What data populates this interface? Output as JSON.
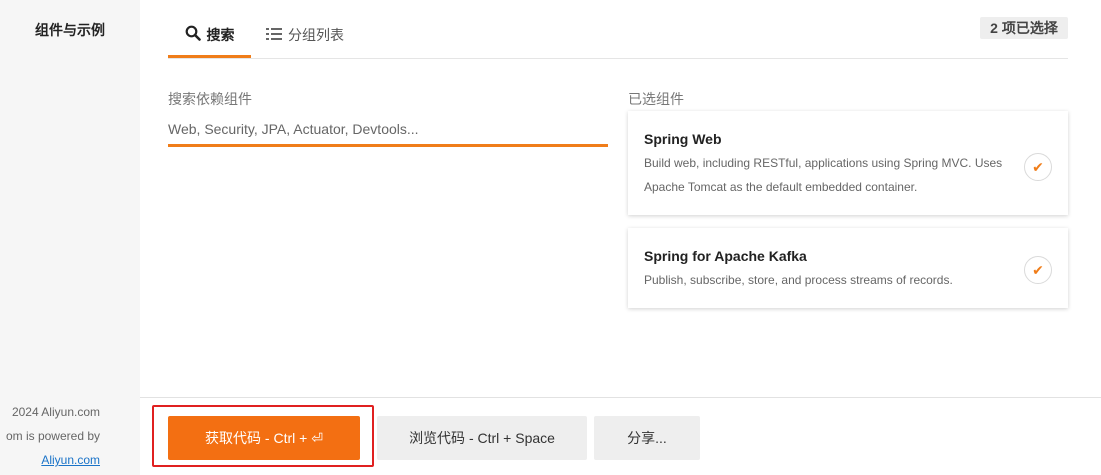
{
  "sidebar": {
    "title": "组件与示例",
    "footer": {
      "line1": "2024 Aliyun.com",
      "line2": "om is powered by",
      "line3": "Aliyun.com"
    }
  },
  "tabs": [
    {
      "label": "搜索",
      "icon": "search-icon",
      "active": true
    },
    {
      "label": "分组列表",
      "icon": "list-icon",
      "active": false
    }
  ],
  "selection_count": "2 项已选择",
  "search": {
    "label": "搜索依赖组件",
    "placeholder": "Web, Security, JPA, Actuator, Devtools...",
    "value": ""
  },
  "selected": {
    "label": "已选组件",
    "items": [
      {
        "title": "Spring Web",
        "description": "Build web, including RESTful, applications using Spring MVC. Uses Apache Tomcat as the default embedded container.",
        "checked": true
      },
      {
        "title": "Spring for Apache Kafka",
        "description": "Publish, subscribe, store, and process streams of records.",
        "checked": true
      }
    ]
  },
  "actions": {
    "get_code": "获取代码 - Ctrl + ⏎",
    "browse_code": "浏览代码 - Ctrl + Space",
    "share": "分享..."
  },
  "colors": {
    "accent": "#f07d19",
    "primary_button": "#f36f12",
    "highlight_border": "#e02020"
  }
}
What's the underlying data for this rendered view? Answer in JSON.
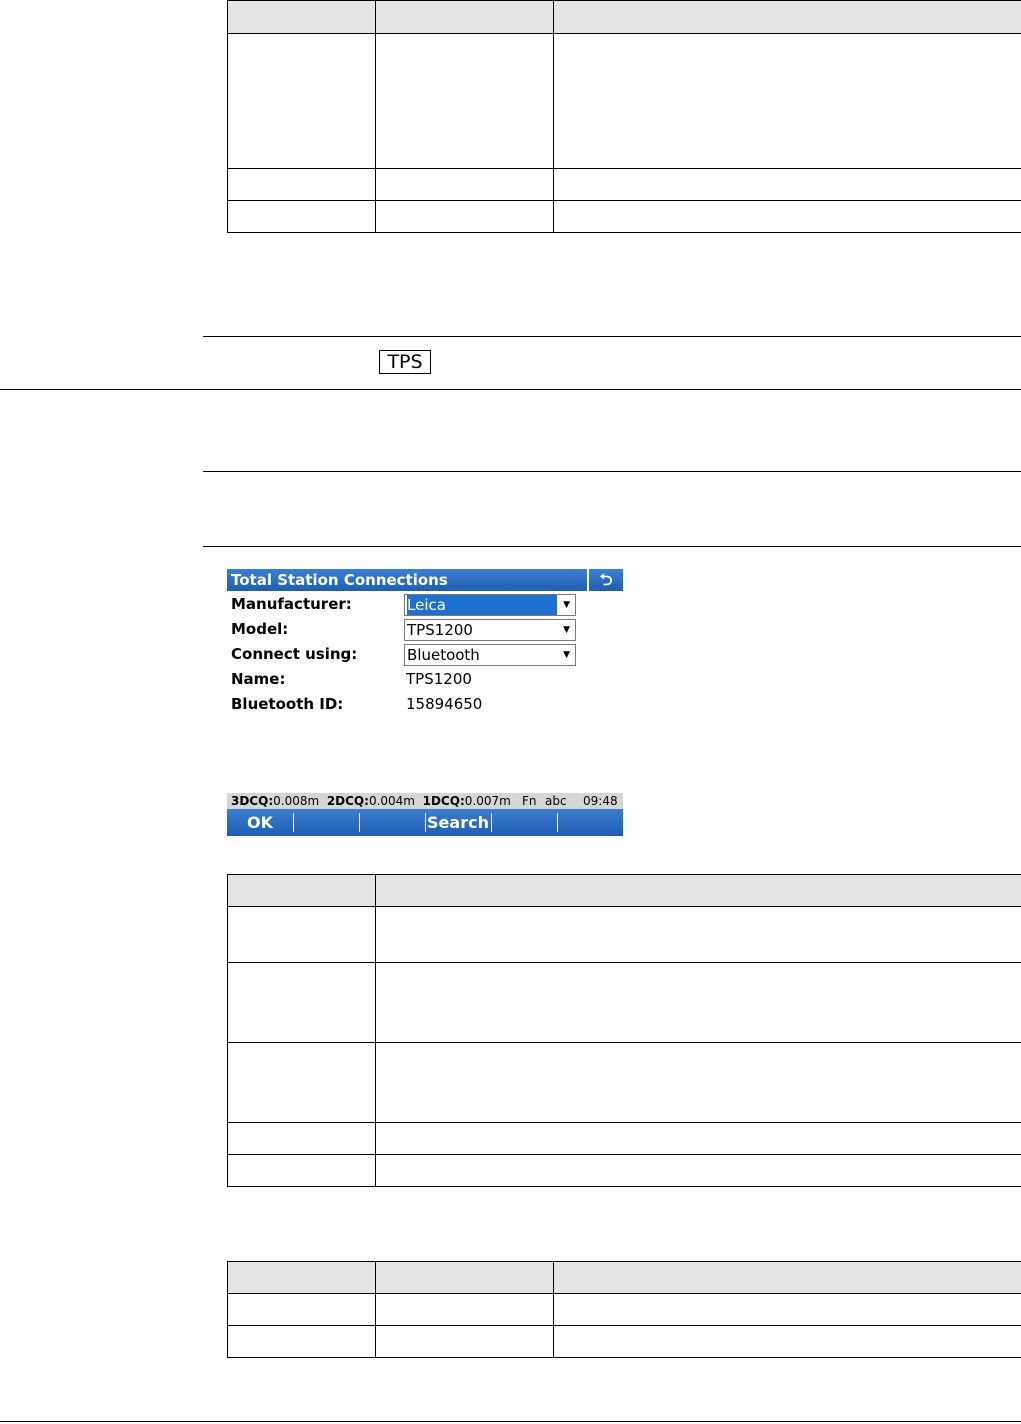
{
  "key_label": "TPS",
  "screen": {
    "title": "Total Station Connections",
    "back_icon": "undo-arrow-icon",
    "fields": {
      "manufacturer": {
        "label": "Manufacturer:",
        "value": "Leica"
      },
      "model": {
        "label": "Model:",
        "value": "TPS1200"
      },
      "connect_using": {
        "label": "Connect using:",
        "value": "Bluetooth"
      },
      "name": {
        "label": "Name:",
        "value": "TPS1200"
      },
      "bluetooth_id": {
        "label": "Bluetooth ID:",
        "value": "15894650"
      }
    },
    "status": {
      "q3_label": "3DCQ:",
      "q3_value": "0.008m",
      "q2_label": "2DCQ:",
      "q2_value": "0.004m",
      "q1_label": "1DCQ:",
      "q1_value": "0.007m",
      "fn": "Fn",
      "mode": "abc",
      "time": "09:48"
    },
    "softkeys": {
      "ok": "OK",
      "search": "Search"
    }
  },
  "colors": {
    "title_bar": "#1f5eb0",
    "selection": "#1f6fd0",
    "table_header": "#e4e4e4"
  }
}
+++
→ Exercise requirements: Find the string "this" in the entries above and return each line that holds it.

→ Result:
What data populates this interface? Output as JSON.
What's the underlying data for this rendered view? Answer in JSON.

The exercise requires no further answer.